[Dataset entries]
--------------------------------

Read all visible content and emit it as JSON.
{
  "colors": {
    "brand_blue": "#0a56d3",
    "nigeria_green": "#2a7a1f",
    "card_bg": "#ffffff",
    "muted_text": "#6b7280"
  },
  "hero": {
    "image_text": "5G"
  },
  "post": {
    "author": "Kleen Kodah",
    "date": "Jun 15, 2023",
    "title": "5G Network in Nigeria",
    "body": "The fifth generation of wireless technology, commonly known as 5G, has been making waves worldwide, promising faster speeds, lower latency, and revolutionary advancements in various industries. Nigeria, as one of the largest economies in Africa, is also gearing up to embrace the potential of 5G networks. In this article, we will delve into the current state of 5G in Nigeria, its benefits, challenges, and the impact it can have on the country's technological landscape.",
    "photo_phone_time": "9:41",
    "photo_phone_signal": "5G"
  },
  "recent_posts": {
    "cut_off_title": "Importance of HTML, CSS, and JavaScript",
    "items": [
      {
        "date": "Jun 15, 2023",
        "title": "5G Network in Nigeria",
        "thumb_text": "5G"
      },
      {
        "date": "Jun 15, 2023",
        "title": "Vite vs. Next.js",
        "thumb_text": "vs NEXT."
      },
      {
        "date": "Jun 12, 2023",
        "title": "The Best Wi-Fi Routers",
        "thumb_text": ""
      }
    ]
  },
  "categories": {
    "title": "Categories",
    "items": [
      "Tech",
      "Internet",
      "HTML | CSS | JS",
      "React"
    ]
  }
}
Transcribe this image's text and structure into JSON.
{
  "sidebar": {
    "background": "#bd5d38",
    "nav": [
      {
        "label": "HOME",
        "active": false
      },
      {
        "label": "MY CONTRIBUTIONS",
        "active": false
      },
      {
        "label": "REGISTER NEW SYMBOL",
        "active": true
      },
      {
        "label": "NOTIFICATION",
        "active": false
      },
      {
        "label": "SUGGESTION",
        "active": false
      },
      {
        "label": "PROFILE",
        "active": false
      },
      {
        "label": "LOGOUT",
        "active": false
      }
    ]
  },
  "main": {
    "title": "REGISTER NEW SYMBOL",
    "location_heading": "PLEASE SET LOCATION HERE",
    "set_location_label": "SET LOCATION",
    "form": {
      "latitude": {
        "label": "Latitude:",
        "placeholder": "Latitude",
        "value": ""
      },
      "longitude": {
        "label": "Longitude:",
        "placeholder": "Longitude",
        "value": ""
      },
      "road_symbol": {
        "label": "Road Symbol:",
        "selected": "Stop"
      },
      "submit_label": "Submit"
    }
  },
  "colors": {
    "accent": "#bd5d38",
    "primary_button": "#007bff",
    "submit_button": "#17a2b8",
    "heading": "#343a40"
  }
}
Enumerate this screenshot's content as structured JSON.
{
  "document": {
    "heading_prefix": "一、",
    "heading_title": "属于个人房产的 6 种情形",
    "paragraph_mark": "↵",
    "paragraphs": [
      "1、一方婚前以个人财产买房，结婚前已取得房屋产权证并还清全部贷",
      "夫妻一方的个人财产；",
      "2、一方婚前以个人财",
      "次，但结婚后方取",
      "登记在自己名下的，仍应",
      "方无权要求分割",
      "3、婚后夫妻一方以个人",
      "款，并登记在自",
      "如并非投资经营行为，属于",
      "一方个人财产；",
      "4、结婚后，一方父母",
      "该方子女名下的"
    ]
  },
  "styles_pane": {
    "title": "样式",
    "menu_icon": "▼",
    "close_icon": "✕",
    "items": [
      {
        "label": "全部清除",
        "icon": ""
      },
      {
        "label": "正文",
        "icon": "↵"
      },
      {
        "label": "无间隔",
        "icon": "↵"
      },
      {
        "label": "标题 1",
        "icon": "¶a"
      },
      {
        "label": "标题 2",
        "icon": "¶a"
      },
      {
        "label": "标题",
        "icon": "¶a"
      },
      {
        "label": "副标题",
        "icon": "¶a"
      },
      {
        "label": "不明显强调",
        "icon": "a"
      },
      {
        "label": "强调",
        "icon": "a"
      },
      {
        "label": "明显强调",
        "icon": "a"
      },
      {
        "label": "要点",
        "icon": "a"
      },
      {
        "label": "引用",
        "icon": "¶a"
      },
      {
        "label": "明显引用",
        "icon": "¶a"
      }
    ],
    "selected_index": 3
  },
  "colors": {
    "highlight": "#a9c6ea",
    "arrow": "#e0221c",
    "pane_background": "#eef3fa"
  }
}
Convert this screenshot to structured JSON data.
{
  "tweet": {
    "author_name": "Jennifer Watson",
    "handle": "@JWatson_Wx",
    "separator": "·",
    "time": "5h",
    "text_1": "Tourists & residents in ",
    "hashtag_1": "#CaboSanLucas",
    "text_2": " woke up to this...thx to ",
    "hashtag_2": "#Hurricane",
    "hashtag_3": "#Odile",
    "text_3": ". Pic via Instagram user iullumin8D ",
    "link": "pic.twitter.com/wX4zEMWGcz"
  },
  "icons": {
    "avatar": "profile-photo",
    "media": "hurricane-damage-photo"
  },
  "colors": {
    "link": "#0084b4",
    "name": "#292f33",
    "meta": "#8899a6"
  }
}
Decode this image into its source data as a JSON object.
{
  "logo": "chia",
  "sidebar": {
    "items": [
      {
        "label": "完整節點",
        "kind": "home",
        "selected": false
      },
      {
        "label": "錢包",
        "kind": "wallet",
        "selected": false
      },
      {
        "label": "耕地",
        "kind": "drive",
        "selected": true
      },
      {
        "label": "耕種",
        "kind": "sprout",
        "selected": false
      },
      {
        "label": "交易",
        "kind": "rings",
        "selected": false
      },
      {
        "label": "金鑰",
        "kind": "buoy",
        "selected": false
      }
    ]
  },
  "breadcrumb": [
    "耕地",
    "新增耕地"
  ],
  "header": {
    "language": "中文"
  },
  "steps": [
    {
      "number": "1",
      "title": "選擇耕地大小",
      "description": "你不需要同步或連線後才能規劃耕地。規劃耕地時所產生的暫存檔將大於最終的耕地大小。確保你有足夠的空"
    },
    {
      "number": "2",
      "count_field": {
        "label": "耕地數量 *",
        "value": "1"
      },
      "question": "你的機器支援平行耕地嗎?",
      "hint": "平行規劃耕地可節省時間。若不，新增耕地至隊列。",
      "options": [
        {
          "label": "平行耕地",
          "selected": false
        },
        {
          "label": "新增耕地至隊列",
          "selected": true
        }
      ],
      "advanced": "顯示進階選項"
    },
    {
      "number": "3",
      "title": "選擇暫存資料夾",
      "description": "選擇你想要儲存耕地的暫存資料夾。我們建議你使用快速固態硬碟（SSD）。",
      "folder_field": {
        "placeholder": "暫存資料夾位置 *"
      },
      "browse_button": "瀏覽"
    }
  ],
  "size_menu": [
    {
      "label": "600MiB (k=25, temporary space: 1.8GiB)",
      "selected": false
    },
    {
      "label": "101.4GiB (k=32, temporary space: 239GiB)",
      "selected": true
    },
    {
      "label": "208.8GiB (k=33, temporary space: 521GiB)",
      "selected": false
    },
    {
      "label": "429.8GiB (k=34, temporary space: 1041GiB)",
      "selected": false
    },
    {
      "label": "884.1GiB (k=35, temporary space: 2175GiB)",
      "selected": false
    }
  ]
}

--------------------------------

### PROBLEM STATEMENT
Extract the full listing and reproduce each line exactly.

### RESPONSE TO THIS EXERCISE
Read all visible content and emit it as JSON.
{
  "colors": {
    "brand_blue": "#0a56d3",
    "nigeria_green": "#2a7a1f",
    "card_bg": "#ffffff",
    "muted_text": "#6b7280"
  },
  "hero": {
    "image_text": "5G"
  },
  "post": {
    "author": "Kleen Kodah",
    "date": "Jun 15, 2023",
    "title": "5G Network in Nigeria",
    "body": "The fifth generation of wireless technology, commonly known as 5G, has been making waves worldwide, promising faster speeds, lower latency, and revolutionary advancements in various industries. Nigeria, as one of the largest economies in Africa, is also gearing up to embrace the potential of 5G networks. In this article, we will delve into the current state of 5G in Nigeria, its benefits, challenges, and the impact it can have on the country's technological landscape.",
    "photo_phone_time": "9:41",
    "photo_phone_signal": "5G"
  },
  "recent_posts": {
    "cut_off_title": "Importance of HTML, CSS, and JavaScript",
    "items": [
      {
        "date": "Jun 15, 2023",
        "title": "5G Network in Nigeria",
        "thumb_text": "5G"
      },
      {
        "date": "Jun 15, 2023",
        "title": "Vite vs. Next.js",
        "thumb_text": "vs NEXT."
      },
      {
        "date": "Jun 12, 2023",
        "title": "The Best Wi-Fi Routers",
        "thumb_text": ""
      }
    ]
  },
  "categories": {
    "title": "Categories",
    "items": [
      "Tech",
      "Internet",
      "HTML | CSS | JS",
      "React"
    ]
  }
}
Transcribe this image's text and structure into JSON.
{
  "sidebar": {
    "background": "#bd5d38",
    "nav": [
      {
        "label": "HOME",
        "active": false
      },
      {
        "label": "MY CONTRIBUTIONS",
        "active": false
      },
      {
        "label": "REGISTER NEW SYMBOL",
        "active": true
      },
      {
        "label": "NOTIFICATION",
        "active": false
      },
      {
        "label": "SUGGESTION",
        "active": false
      },
      {
        "label": "PROFILE",
        "active": false
      },
      {
        "label": "LOGOUT",
        "active": false
      }
    ]
  },
  "main": {
    "title": "REGISTER NEW SYMBOL",
    "location_heading": "PLEASE SET LOCATION HERE",
    "set_location_label": "SET LOCATION",
    "form": {
      "latitude": {
        "label": "Latitude:",
        "placeholder": "Latitude",
        "value": ""
      },
      "longitude": {
        "label": "Longitude:",
        "placeholder": "Longitude",
        "value": ""
      },
      "road_symbol": {
        "label": "Road Symbol:",
        "selected": "Stop"
      },
      "submit_label": "Submit"
    }
  },
  "colors": {
    "accent": "#bd5d38",
    "primary_button": "#007bff",
    "submit_button": "#17a2b8",
    "heading": "#343a40"
  }
}
Enumerate this screenshot's content as structured JSON.
{
  "document": {
    "heading_prefix": "一、",
    "heading_title": "属于个人房产的 6 种情形",
    "paragraph_mark": "↵",
    "paragraphs": [
      "1、一方婚前以个人财产买房，结婚前已取得房屋产权证并还清全部贷",
      "夫妻一方的个人财产；",
      "2、一方婚前以个人财",
      "次，但结婚后方取",
      "登记在自己名下的，仍应",
      "方无权要求分割",
      "3、婚后夫妻一方以个人",
      "款，并登记在自",
      "如并非投资经营行为，属于",
      "一方个人财产；",
      "4、结婚后，一方父母",
      "该方子女名下的"
    ]
  },
  "styles_pane": {
    "title": "样式",
    "menu_icon": "▼",
    "close_icon": "✕",
    "items": [
      {
        "label": "全部清除",
        "icon": ""
      },
      {
        "label": "正文",
        "icon": "↵"
      },
      {
        "label": "无间隔",
        "icon": "↵"
      },
      {
        "label": "标题 1",
        "icon": "¶a"
      },
      {
        "label": "标题 2",
        "icon": "¶a"
      },
      {
        "label": "标题",
        "icon": "¶a"
      },
      {
        "label": "副标题",
        "icon": "¶a"
      },
      {
        "label": "不明显强调",
        "icon": "a"
      },
      {
        "label": "强调",
        "icon": "a"
      },
      {
        "label": "明显强调",
        "icon": "a"
      },
      {
        "label": "要点",
        "icon": "a"
      },
      {
        "label": "引用",
        "icon": "¶a"
      },
      {
        "label": "明显引用",
        "icon": "¶a"
      }
    ],
    "selected_index": 3
  },
  "colors": {
    "highlight": "#a9c6ea",
    "arrow": "#e0221c",
    "pane_background": "#eef3fa"
  }
}
Convert this screenshot to structured JSON data.
{
  "tweet": {
    "author_name": "Jennifer Watson",
    "handle": "@JWatson_Wx",
    "separator": "·",
    "time": "5h",
    "text_1": "Tourists & residents in ",
    "hashtag_1": "#CaboSanLucas",
    "text_2": " woke up to this...thx to ",
    "hashtag_2": "#Hurricane",
    "hashtag_3": "#Odile",
    "text_3": ". Pic via Instagram user iullumin8D ",
    "link": "pic.twitter.com/wX4zEMWGcz"
  },
  "icons": {
    "avatar": "profile-photo",
    "media": "hurricane-damage-photo"
  },
  "colors": {
    "link": "#0084b4",
    "name": "#292f33",
    "meta": "#8899a6"
  }
}
Decode this image into its source data as a JSON object.
{
  "logo": "chia",
  "sidebar": {
    "items": [
      {
        "label": "完整節點",
        "kind": "home",
        "selected": false
      },
      {
        "label": "錢包",
        "kind": "wallet",
        "selected": false
      },
      {
        "label": "耕地",
        "kind": "drive",
        "selected": true
      },
      {
        "label": "耕種",
        "kind": "sprout",
        "selected": false
      },
      {
        "label": "交易",
        "kind": "rings",
        "selected": false
      },
      {
        "label": "金鑰",
        "kind": "buoy",
        "selected": false
      }
    ]
  },
  "breadcrumb": [
    "耕地",
    "新增耕地"
  ],
  "header": {
    "language": "中文"
  },
  "steps": [
    {
      "number": "1",
      "title": "選擇耕地大小",
      "description": "你不需要同步或連線後才能規劃耕地。規劃耕地時所產生的暫存檔將大於最終的耕地大小。確保你有足夠的空"
    },
    {
      "number": "2",
      "count_field": {
        "label": "耕地數量 *",
        "value": "1"
      },
      "question": "你的機器支援平行耕地嗎?",
      "hint": "平行規劃耕地可節省時間。若不，新增耕地至隊列。",
      "options": [
        {
          "label": "平行耕地",
          "selected": false
        },
        {
          "label": "新增耕地至隊列",
          "selected": true
        }
      ],
      "advanced": "顯示進階選項"
    },
    {
      "number": "3",
      "title": "選擇暫存資料夾",
      "description": "選擇你想要儲存耕地的暫存資料夾。我們建議你使用快速固態硬碟（SSD）。",
      "folder_field": {
        "placeholder": "暫存資料夾位置 *"
      },
      "browse_button": "瀏覽"
    }
  ],
  "size_menu": [
    {
      "label": "600MiB (k=25, temporary space: 1.8GiB)",
      "selected": false
    },
    {
      "label": "101.4GiB (k=32, temporary space: 239GiB)",
      "selected": true
    },
    {
      "label": "208.8GiB (k=33, temporary space: 521GiB)",
      "selected": false
    },
    {
      "label": "429.8GiB (k=34, temporary space: 1041GiB)",
      "selected": false
    },
    {
      "label": "884.1GiB (k=35, temporary space: 2175GiB)",
      "selected": false
    }
  ]
}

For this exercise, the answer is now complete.